## Task brief
Copy whichever lines contain the string "cama".

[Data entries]
□ □ □ □ □

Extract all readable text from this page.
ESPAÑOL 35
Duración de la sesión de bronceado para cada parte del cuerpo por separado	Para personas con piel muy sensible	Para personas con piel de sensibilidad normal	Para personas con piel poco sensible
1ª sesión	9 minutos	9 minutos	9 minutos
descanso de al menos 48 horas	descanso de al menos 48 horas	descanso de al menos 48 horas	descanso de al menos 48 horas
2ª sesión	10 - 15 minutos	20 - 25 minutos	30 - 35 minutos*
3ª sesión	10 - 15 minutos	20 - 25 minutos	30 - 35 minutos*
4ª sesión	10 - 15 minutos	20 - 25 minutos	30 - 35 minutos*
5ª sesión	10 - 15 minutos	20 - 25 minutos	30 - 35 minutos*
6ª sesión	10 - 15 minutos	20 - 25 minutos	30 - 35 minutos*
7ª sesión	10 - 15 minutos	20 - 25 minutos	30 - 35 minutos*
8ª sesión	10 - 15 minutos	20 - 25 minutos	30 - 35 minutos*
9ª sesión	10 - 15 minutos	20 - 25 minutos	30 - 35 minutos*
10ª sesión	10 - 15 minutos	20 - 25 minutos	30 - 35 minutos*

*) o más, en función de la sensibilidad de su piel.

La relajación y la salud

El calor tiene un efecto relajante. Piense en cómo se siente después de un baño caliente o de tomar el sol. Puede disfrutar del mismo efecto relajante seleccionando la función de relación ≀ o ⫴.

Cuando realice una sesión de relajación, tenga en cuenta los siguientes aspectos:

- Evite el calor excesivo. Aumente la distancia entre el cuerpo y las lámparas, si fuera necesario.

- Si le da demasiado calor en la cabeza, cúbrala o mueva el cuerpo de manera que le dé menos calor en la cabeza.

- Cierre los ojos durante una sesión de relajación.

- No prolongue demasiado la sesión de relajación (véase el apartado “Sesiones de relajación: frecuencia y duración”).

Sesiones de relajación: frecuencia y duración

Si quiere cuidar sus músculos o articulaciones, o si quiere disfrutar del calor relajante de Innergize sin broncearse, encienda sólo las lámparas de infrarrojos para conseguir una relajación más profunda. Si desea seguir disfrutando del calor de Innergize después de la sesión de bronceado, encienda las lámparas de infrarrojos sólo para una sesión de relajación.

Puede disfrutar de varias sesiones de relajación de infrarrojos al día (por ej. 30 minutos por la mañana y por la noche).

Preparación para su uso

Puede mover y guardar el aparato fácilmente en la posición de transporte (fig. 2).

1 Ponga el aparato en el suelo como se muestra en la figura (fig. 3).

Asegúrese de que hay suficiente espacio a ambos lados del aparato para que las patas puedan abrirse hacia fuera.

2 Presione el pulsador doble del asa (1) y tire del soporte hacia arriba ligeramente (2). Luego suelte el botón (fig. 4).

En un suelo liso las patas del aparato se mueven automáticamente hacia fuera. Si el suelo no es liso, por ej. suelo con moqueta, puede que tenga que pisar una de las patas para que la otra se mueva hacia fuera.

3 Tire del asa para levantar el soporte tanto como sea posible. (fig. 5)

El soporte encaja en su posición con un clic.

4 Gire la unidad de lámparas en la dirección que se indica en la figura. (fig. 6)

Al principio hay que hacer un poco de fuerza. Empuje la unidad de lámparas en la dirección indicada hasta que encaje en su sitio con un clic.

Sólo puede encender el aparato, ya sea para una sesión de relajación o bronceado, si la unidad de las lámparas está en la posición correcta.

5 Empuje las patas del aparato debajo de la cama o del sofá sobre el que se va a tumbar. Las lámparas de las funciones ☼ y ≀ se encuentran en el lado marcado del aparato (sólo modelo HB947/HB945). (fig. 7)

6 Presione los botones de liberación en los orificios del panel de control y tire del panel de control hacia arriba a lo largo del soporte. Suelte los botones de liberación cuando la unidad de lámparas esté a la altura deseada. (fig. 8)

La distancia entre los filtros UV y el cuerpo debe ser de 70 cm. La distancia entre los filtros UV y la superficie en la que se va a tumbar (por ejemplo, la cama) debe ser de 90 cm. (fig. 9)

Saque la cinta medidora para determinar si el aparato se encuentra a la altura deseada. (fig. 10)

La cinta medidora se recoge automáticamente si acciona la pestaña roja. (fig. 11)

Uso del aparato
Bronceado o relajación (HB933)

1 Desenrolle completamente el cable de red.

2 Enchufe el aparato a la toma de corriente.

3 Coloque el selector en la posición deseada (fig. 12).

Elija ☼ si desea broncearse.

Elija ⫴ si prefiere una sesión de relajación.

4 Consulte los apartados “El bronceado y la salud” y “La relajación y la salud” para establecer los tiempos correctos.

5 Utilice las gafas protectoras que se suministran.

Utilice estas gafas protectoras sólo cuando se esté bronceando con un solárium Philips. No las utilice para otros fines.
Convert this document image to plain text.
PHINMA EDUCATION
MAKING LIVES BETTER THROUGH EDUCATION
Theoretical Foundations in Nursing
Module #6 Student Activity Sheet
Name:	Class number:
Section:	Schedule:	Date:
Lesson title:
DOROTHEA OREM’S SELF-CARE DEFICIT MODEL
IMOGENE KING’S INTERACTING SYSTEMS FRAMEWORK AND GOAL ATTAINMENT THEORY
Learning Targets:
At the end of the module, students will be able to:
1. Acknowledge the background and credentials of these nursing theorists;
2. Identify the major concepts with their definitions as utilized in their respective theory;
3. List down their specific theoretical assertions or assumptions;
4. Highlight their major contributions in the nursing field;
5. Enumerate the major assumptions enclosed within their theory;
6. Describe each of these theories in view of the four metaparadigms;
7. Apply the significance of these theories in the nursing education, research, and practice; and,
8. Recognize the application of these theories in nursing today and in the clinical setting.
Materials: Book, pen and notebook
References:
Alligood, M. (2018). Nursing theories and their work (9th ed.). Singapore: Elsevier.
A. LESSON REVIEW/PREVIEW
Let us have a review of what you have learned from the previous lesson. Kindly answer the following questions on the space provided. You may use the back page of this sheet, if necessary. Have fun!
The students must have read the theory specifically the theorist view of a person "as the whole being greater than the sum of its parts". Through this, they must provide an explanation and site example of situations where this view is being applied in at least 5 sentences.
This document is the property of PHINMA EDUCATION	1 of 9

□ □ □ □ □

## Exercise result
5 Empuje las patas del aparato debajo de la cama o del sofá sobre el que se va a tumbar. Las lámparas de las funciones ☼ y ≀ se encuentran en el lado marcado del aparato (sólo modelo HB947/HB945). (fig. 7)
La distancia entre los filtros UV y el cuerpo debe ser de 70 cm. La distancia entre los filtros UV y la superficie en la que se va a tumbar (por ejemplo, la cama) debe ser de 90 cm. (fig. 9)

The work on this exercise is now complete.